__ENTRIES PROVIDED__:
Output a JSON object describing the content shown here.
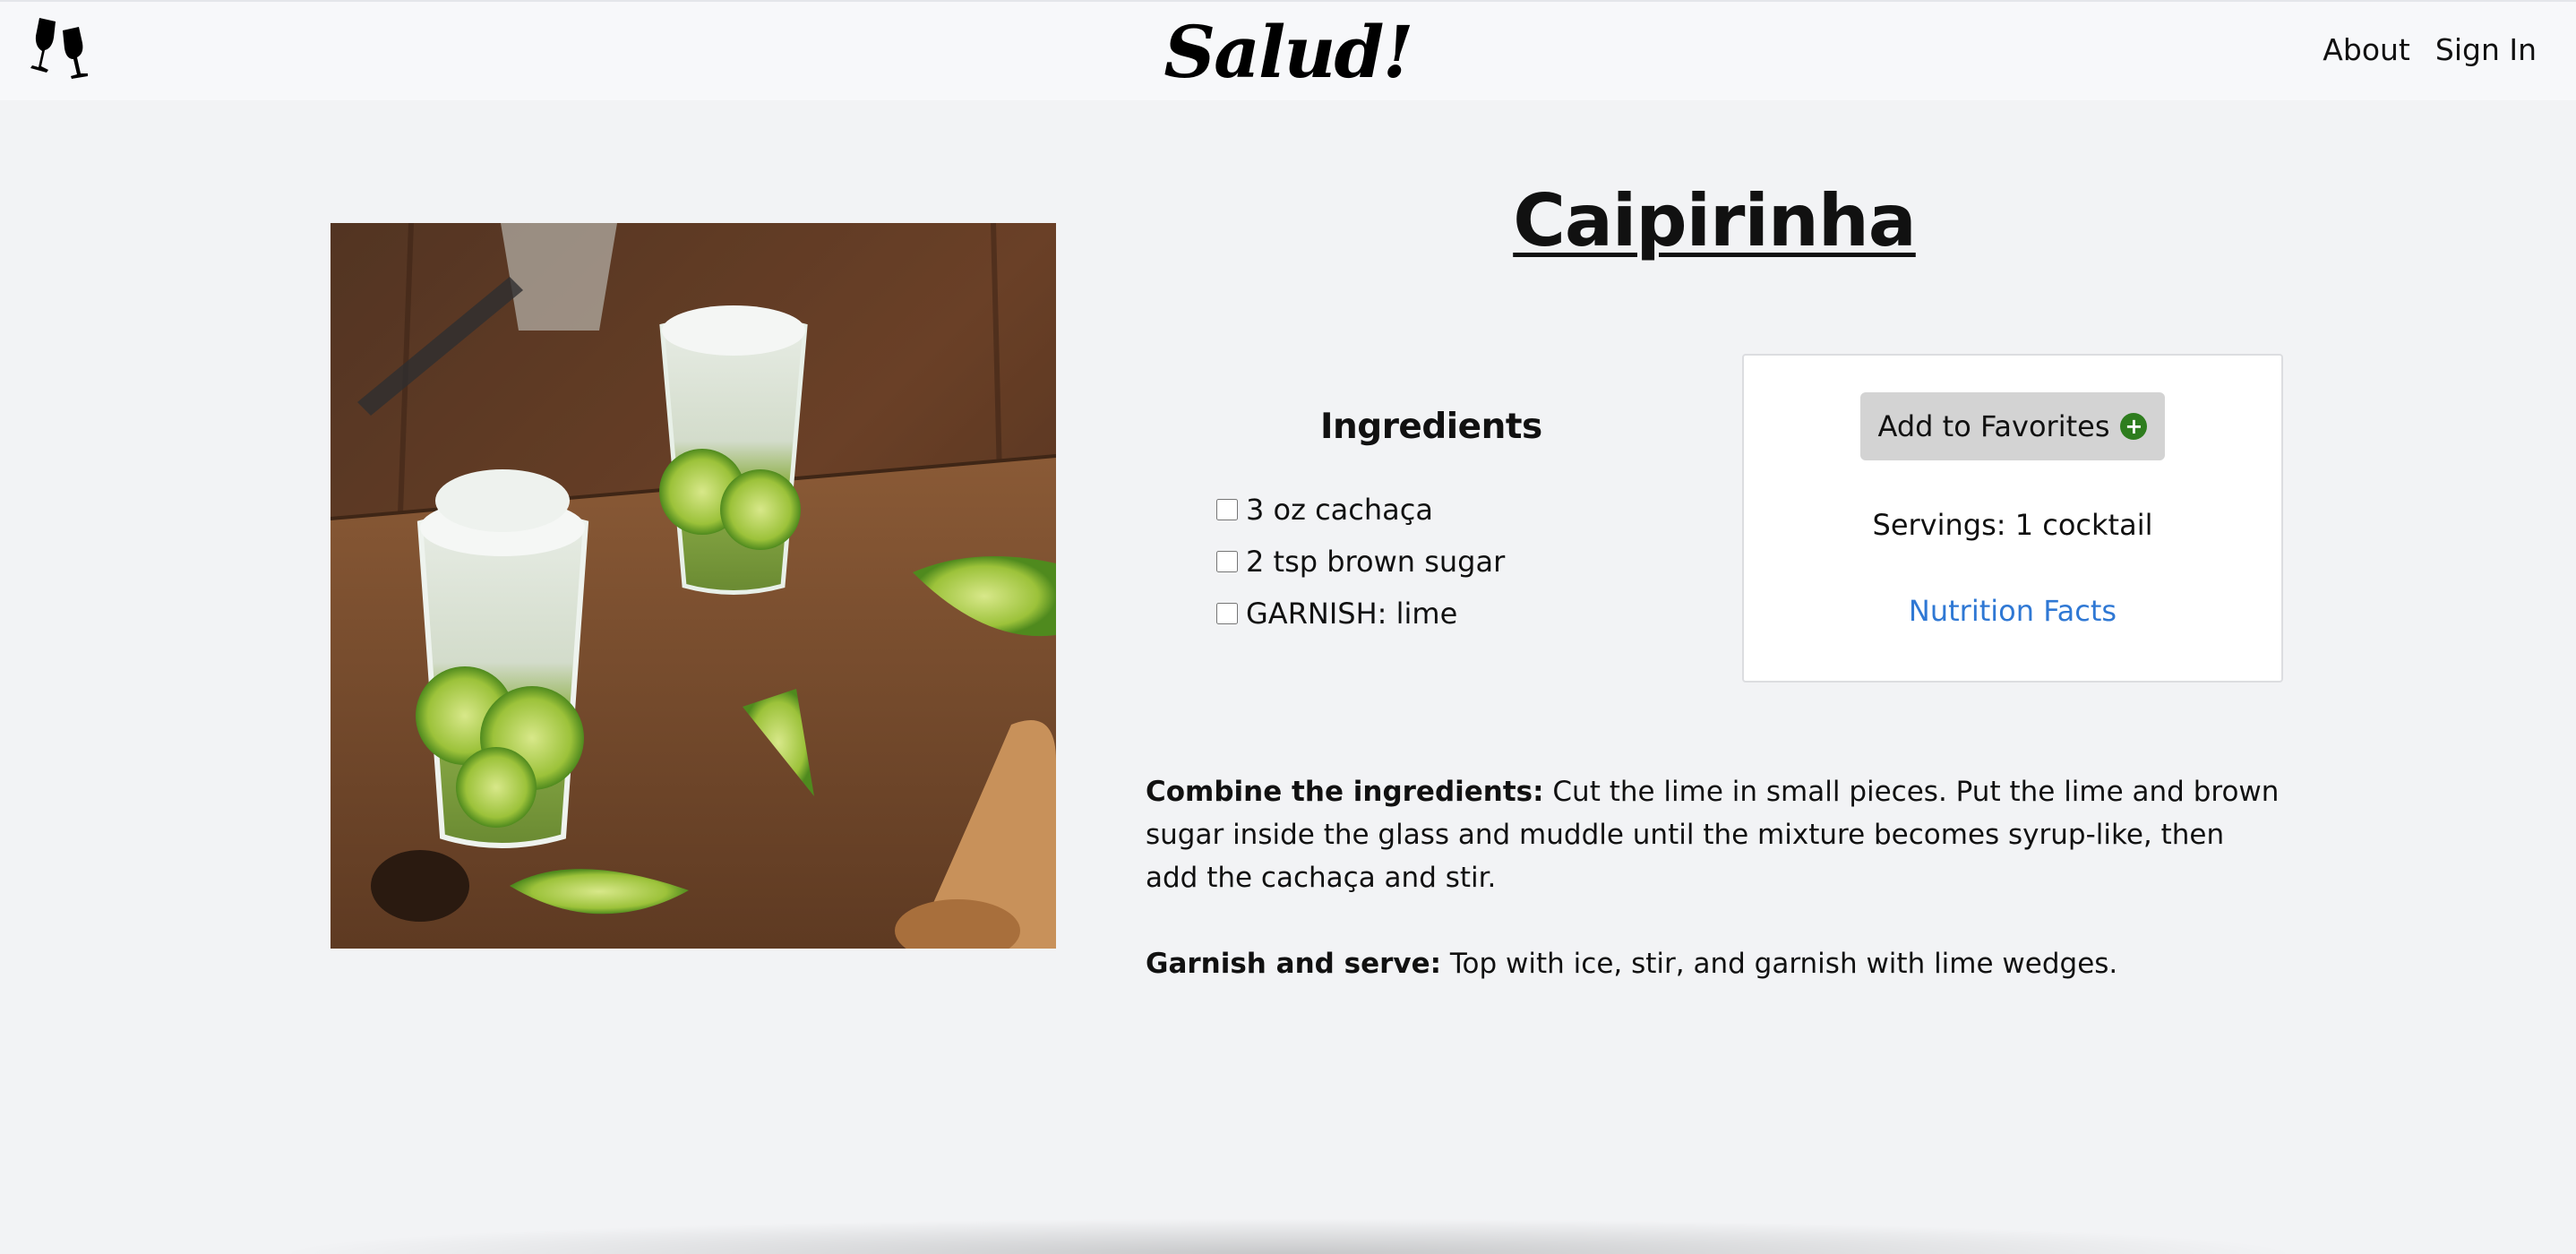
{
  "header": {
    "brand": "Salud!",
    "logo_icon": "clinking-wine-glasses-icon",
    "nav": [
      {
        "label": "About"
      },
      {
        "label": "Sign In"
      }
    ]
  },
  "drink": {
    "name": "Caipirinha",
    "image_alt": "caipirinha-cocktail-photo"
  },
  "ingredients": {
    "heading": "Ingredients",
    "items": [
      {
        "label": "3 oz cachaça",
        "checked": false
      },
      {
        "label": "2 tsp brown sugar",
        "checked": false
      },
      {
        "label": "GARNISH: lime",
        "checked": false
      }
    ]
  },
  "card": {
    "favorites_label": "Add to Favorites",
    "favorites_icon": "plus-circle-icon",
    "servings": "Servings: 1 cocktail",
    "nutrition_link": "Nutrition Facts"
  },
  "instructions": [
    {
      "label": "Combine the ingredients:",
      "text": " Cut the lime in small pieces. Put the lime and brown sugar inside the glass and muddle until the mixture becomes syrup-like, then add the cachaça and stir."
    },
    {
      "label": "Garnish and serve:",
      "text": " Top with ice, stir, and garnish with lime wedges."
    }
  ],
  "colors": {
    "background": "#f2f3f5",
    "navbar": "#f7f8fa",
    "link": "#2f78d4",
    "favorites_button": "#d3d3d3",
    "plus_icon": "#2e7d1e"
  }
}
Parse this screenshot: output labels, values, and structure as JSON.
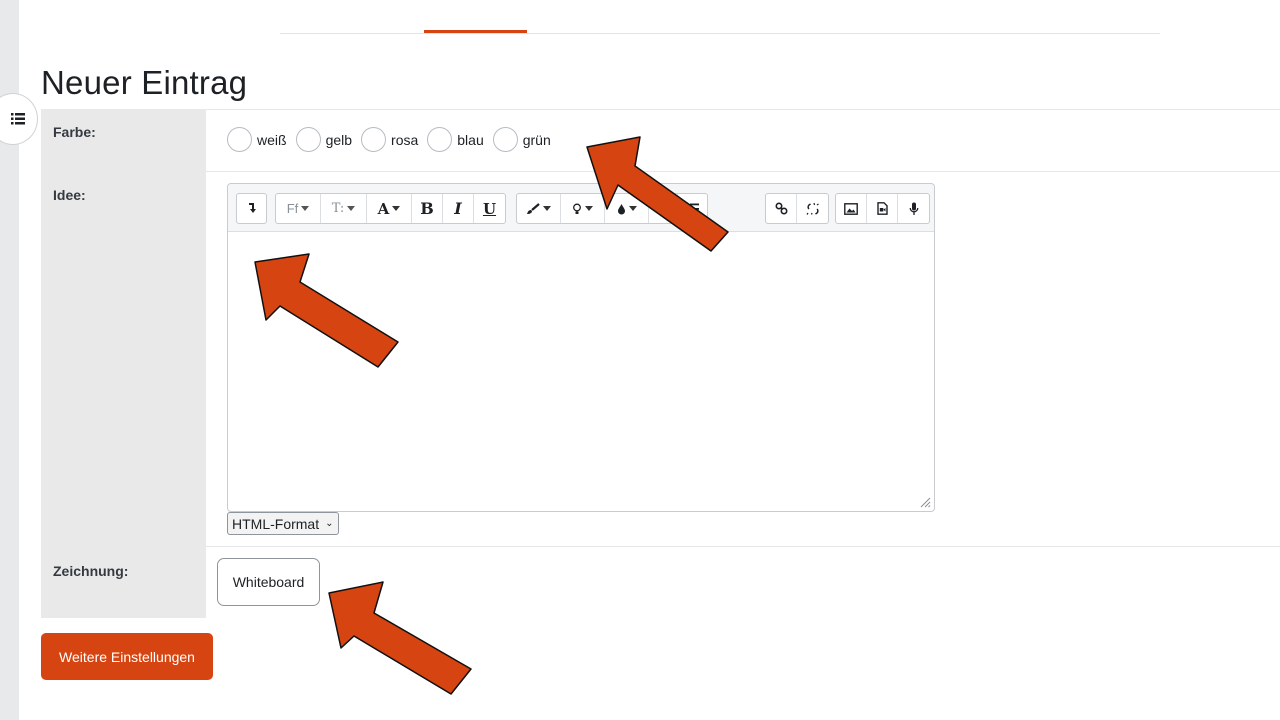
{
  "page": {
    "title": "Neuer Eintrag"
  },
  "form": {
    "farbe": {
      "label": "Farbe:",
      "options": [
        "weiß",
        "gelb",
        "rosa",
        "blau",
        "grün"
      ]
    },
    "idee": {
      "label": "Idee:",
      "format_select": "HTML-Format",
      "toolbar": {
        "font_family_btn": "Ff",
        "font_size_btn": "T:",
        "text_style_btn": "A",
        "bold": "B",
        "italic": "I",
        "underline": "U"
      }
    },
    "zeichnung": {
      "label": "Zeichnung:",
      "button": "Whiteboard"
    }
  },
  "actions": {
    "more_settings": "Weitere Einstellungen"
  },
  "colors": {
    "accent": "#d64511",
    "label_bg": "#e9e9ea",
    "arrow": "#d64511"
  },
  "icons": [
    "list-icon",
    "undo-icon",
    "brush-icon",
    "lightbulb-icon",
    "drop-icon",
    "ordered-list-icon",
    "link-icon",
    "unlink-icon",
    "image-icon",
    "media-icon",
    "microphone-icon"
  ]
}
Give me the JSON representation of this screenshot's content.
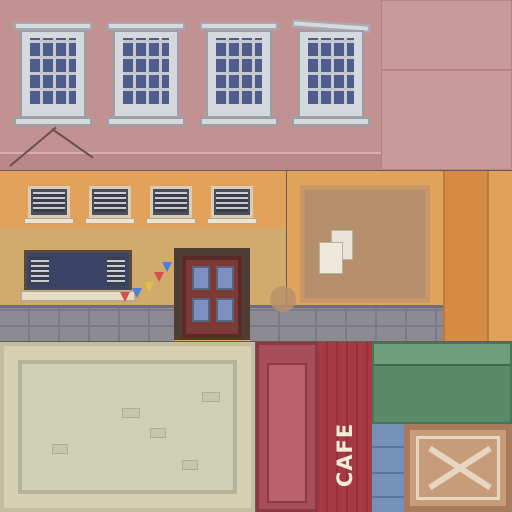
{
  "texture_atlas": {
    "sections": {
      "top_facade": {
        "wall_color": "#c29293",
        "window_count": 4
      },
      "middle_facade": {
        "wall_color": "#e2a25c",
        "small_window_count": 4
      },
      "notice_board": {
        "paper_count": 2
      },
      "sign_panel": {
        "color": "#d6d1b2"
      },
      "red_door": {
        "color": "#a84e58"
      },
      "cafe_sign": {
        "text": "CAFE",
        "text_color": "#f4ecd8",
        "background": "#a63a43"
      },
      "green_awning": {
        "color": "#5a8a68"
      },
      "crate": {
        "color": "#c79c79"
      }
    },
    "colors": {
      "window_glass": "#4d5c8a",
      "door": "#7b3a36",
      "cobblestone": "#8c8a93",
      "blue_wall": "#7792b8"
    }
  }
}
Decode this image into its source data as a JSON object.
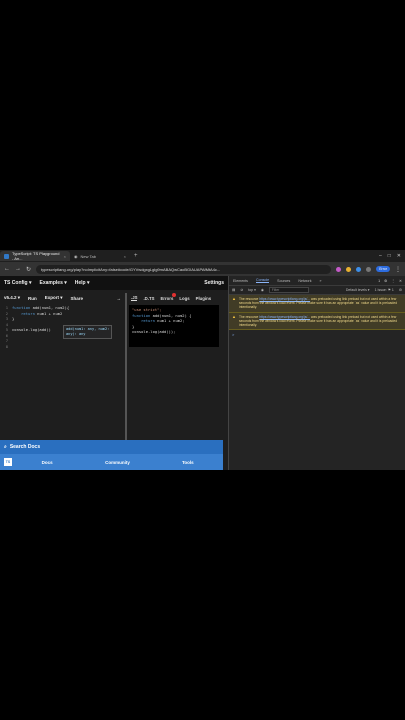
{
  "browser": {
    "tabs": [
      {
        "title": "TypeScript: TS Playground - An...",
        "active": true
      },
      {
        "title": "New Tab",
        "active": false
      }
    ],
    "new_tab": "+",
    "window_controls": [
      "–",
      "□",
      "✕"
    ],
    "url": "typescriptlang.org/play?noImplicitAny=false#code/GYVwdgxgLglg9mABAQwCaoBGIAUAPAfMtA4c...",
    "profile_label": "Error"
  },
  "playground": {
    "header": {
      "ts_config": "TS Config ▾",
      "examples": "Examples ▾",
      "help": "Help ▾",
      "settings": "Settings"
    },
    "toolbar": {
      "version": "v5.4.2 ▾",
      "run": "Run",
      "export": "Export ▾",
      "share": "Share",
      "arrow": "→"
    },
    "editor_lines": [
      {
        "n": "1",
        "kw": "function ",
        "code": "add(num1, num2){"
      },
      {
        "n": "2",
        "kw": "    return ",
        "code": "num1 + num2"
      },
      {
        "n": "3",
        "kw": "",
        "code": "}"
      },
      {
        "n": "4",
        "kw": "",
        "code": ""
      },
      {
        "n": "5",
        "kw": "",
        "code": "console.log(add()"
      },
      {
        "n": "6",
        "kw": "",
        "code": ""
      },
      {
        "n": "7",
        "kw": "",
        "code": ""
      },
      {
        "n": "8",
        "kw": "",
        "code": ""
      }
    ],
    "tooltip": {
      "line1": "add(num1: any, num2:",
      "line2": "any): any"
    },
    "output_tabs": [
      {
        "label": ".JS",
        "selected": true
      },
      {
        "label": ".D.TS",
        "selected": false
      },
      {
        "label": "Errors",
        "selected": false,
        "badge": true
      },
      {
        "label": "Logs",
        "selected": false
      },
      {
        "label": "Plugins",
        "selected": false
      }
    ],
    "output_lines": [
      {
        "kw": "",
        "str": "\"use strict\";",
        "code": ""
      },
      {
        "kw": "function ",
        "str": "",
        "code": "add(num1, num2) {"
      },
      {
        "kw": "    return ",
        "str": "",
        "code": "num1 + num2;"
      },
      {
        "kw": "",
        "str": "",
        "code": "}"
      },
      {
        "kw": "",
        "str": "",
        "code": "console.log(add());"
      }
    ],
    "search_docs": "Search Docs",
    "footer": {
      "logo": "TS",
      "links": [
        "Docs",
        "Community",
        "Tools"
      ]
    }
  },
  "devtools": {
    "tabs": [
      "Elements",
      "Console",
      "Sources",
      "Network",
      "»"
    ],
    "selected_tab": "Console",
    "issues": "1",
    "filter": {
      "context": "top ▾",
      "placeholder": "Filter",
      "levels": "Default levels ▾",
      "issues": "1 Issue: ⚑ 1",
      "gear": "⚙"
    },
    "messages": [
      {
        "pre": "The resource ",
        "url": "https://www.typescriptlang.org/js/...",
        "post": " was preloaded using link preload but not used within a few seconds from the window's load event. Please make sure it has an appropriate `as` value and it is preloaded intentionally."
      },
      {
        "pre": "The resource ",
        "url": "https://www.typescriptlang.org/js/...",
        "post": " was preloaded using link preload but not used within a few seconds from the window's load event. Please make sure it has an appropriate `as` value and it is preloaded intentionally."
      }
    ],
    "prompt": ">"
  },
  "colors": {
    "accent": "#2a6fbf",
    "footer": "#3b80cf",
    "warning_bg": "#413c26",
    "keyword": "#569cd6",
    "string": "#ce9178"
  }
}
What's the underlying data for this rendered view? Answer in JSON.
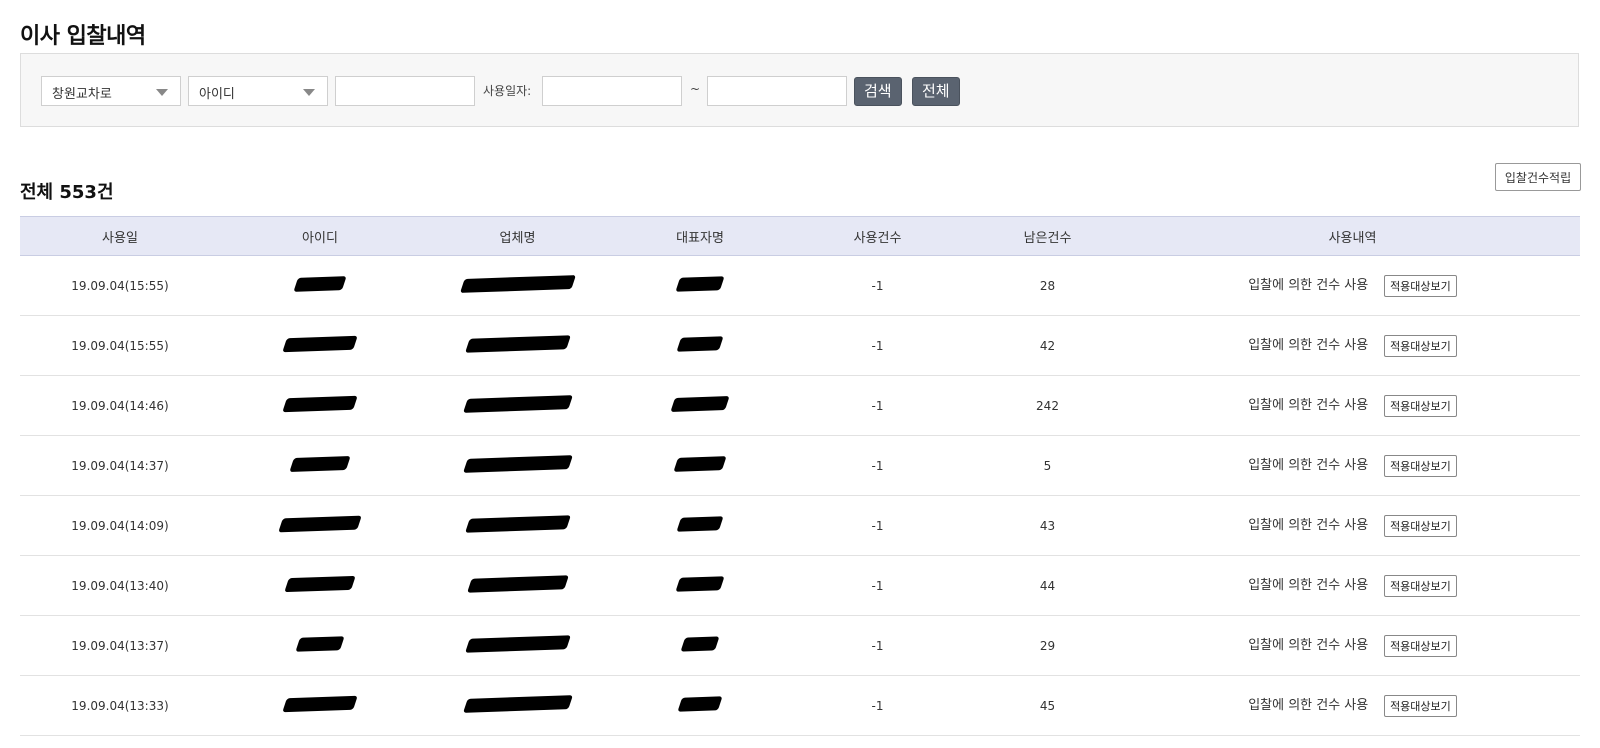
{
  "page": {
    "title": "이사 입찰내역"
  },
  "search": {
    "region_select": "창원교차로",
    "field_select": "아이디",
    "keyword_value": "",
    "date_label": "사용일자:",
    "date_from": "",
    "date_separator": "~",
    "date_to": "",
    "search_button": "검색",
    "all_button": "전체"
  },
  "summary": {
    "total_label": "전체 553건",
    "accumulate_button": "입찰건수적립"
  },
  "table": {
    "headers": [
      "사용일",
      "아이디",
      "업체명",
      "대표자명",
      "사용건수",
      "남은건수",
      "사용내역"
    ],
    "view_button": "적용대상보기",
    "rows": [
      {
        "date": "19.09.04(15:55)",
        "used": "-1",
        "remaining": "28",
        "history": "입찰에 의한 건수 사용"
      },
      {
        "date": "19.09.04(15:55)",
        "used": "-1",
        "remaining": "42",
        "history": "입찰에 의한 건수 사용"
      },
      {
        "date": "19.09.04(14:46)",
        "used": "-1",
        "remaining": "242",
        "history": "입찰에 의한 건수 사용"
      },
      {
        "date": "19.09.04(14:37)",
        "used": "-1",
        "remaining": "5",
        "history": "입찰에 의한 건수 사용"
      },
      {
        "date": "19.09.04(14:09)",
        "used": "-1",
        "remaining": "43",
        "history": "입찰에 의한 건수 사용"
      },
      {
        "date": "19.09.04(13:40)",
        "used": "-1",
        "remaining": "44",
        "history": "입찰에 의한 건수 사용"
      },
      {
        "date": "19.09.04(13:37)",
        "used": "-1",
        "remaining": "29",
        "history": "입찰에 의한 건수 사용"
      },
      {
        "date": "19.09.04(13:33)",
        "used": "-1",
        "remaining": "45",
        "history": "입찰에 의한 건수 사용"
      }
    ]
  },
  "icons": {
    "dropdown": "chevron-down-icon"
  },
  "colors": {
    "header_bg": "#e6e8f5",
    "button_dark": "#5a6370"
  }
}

__SHORT TASK__:
Across the records above, count the lines holding "background" and reply with that number alone.

__ANSWER TO THE PROBLEM__:
2